### Dataset content
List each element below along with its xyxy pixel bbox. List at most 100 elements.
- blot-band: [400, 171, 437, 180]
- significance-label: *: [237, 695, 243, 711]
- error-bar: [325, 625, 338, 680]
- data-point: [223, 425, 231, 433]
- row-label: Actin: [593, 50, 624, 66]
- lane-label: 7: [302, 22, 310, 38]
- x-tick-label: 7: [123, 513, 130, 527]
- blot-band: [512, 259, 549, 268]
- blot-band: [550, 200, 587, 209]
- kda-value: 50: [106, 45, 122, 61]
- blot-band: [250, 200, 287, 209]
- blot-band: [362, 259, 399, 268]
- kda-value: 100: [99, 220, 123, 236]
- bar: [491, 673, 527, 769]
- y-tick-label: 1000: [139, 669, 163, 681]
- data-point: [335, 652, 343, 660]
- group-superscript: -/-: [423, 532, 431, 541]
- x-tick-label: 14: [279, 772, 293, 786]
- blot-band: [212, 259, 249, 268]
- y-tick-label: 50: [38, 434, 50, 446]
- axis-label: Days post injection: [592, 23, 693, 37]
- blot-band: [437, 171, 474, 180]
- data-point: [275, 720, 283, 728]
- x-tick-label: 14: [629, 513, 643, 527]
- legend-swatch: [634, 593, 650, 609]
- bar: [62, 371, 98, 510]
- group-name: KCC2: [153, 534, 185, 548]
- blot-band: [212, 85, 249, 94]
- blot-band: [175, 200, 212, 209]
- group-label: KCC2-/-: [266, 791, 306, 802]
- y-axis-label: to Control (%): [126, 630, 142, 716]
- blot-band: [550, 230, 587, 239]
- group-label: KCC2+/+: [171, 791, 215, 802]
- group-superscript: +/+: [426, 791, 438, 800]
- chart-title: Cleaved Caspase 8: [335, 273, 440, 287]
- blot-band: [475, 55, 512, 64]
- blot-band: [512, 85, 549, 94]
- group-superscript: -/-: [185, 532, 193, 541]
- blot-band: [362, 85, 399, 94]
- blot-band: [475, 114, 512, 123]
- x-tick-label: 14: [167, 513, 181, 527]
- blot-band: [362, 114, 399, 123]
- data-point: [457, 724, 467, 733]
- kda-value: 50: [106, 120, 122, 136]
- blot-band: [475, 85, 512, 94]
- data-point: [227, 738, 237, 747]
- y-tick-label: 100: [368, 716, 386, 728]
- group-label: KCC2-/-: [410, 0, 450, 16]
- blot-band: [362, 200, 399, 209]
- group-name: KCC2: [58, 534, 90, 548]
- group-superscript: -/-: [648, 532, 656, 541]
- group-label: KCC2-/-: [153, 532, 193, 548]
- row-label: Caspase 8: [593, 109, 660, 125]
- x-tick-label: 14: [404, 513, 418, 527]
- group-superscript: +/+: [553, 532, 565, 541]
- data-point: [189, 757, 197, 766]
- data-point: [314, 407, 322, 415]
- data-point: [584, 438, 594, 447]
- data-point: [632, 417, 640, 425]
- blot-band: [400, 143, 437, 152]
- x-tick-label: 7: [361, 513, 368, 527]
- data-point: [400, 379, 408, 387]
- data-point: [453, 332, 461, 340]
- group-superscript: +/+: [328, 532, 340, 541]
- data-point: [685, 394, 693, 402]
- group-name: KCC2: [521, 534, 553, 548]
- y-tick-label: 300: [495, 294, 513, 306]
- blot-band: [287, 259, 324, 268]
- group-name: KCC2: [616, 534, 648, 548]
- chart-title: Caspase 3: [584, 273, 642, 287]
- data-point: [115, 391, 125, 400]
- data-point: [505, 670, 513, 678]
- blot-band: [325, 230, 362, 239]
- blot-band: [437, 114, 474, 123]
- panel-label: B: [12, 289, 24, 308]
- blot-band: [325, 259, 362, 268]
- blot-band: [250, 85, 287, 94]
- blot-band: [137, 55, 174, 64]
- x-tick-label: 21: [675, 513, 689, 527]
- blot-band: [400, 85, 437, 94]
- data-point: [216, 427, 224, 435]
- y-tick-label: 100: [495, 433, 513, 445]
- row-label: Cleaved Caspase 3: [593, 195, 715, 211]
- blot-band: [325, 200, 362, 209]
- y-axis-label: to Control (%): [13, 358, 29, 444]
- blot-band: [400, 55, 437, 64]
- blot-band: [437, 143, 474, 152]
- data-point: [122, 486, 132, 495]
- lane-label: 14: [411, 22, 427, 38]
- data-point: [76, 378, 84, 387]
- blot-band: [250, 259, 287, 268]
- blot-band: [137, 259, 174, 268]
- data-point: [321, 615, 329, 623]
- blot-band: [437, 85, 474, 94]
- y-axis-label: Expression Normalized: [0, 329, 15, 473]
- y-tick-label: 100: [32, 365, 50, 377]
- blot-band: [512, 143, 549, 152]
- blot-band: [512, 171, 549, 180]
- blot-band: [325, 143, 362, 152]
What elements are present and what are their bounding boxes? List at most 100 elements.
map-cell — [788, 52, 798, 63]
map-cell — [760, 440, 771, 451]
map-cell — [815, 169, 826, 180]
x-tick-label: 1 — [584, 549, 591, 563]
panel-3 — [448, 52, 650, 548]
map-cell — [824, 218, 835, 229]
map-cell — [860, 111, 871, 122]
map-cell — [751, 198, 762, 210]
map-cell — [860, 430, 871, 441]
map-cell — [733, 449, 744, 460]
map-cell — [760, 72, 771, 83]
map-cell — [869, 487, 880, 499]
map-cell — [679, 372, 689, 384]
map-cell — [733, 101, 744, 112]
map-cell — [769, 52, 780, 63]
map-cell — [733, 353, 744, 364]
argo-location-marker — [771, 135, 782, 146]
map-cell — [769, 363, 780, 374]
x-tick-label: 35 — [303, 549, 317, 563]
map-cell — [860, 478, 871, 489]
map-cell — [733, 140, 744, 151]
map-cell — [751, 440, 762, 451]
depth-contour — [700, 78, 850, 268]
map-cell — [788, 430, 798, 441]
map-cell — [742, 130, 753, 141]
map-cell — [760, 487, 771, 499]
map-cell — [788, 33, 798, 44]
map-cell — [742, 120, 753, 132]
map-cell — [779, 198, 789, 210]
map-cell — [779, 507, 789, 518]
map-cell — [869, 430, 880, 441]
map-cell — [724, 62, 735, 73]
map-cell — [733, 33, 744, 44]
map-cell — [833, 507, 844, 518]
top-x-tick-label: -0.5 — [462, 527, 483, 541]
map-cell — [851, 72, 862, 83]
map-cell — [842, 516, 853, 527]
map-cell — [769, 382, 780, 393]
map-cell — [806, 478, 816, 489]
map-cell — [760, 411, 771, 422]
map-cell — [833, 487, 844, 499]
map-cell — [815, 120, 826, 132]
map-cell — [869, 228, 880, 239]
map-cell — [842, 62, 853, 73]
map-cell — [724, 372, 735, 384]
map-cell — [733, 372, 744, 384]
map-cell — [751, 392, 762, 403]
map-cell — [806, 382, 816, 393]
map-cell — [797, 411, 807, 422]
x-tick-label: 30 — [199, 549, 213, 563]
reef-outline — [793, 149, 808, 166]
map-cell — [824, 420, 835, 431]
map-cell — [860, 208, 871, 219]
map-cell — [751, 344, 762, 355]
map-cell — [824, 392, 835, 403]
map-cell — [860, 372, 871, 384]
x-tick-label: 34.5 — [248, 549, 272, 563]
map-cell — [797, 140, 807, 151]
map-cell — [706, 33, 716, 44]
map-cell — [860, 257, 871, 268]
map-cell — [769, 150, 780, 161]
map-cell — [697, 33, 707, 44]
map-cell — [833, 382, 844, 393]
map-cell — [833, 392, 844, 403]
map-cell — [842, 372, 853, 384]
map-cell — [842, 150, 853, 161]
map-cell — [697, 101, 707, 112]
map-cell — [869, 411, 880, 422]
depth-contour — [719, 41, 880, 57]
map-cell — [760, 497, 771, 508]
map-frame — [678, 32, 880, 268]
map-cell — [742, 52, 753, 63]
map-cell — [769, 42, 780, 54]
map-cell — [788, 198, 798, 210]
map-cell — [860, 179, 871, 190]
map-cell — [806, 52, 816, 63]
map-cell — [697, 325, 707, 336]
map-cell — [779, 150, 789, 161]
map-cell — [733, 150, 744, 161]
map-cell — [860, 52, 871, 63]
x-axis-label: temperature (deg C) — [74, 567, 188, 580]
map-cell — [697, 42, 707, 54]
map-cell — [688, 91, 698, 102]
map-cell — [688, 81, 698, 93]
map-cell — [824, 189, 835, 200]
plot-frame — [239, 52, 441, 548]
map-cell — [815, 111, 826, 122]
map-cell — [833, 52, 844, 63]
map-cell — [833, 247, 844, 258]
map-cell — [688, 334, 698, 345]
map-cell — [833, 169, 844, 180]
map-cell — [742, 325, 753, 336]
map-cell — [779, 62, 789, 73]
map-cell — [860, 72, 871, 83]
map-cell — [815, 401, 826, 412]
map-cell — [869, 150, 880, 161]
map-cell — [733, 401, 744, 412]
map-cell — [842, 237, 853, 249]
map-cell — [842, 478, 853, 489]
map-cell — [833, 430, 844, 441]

### Exercise description
Please copy the entries word for word, from the very first line through the line containing "- kda-value: 100: [99, 220, 123, 236]", with both of those lines included.

### Written response
List each element below along with its xyxy pixel bbox. List at most 100 elements.
- blot-band: [400, 171, 437, 180]
- significance-label: *: [237, 695, 243, 711]
- error-bar: [325, 625, 338, 680]
- data-point: [223, 425, 231, 433]
- row-label: Actin: [593, 50, 624, 66]
- lane-label: 7: [302, 22, 310, 38]
- x-tick-label: 7: [123, 513, 130, 527]
- blot-band: [512, 259, 549, 268]
- blot-band: [550, 200, 587, 209]
- kda-value: 50: [106, 45, 122, 61]
- blot-band: [250, 200, 287, 209]
- blot-band: [362, 259, 399, 268]
- kda-value: 100: [99, 220, 123, 236]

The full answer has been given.